:: Task inputs ::

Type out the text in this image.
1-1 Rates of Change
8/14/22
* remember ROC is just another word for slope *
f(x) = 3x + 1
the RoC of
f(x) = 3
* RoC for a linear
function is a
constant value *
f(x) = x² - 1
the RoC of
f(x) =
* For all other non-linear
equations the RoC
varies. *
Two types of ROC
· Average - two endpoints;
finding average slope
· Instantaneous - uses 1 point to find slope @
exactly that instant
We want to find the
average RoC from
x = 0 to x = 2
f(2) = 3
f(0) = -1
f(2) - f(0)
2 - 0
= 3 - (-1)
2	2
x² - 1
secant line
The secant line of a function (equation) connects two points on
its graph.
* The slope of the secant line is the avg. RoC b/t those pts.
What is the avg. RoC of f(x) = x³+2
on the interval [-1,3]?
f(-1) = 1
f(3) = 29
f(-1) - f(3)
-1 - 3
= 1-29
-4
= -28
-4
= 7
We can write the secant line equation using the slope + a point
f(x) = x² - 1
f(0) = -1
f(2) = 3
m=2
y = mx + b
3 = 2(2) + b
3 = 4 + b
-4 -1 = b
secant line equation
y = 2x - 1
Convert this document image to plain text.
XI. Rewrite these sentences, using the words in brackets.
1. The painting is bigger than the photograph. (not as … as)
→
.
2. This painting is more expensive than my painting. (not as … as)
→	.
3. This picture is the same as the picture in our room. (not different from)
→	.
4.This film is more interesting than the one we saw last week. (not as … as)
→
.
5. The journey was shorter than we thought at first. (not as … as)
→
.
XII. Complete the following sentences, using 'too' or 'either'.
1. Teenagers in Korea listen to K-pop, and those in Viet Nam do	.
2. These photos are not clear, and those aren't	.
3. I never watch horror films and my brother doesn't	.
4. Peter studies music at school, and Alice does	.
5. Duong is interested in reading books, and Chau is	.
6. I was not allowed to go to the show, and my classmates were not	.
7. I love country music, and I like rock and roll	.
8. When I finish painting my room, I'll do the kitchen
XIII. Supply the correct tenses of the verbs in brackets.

:::

• [Goal of the exercise]: Transcribe every record above exactly as it appears.

• [Written reply]:
Type out the text in this image.
1-1 Rates of Change
8/14/22
* remember ROC is just another word for slope *
f(x) = 3x + 1
the RoC of
f(x) = 3
* RoC for a linear
function is a
constant value *
f(x) = x² - 1
the RoC of
f(x) =
* For all other non-linear
equations the RoC
varies. *
Two types of ROC
· Average - two endpoints;
finding average slope
· Instantaneous - uses 1 point to find slope @
exactly that instant
We want to find the
average RoC from
x = 0 to x = 2
f(2) = 3
f(0) = -1
f(2) - f(0)
2 - 0
= 3 - (-1)
2	2
x² - 1
secant line
The secant line of a function (equation) connects two points on
its graph.
* The slope of the secant line is the avg. RoC b/t those pts.
What is the avg. RoC of f(x) = x³+2
on the interval [-1,3]?
f(-1) = 1
f(3) = 29
f(-1) - f(3)
-1 - 3
= 1-29
-4
= -28
-4
= 7
We can write the secant line equation using the slope + a point
f(x) = x² - 1
f(0) = -1
f(2) = 3
m=2
y = mx + b
3 = 2(2) + b
3 = 4 + b
-4 -1 = b
secant line equation
y = 2x - 1
Convert this document image to plain text.
XI. Rewrite these sentences, using the words in brackets.
1. The painting is bigger than the photograph. (not as … as)
→
.
2. This painting is more expensive than my painting. (not as … as)
→	.
3. This picture is the same as the picture in our room. (not different from)
→	.
4.This film is more interesting than the one we saw last week. (not as … as)
→
.
5. The journey was shorter than we thought at first. (not as … as)
→
.
XII. Complete the following sentences, using 'too' or 'either'.
1. Teenagers in Korea listen to K-pop, and those in Viet Nam do	.
2. These photos are not clear, and those aren't	.
3. I never watch horror films and my brother doesn't	.
4. Peter studies music at school, and Alice does	.
5. Duong is interested in reading books, and Chau is	.
6. I was not allowed to go to the show, and my classmates were not	.
7. I love country music, and I like rock and roll	.
8. When I finish painting my room, I'll do the kitchen
XIII. Supply the correct tenses of the verbs in brackets.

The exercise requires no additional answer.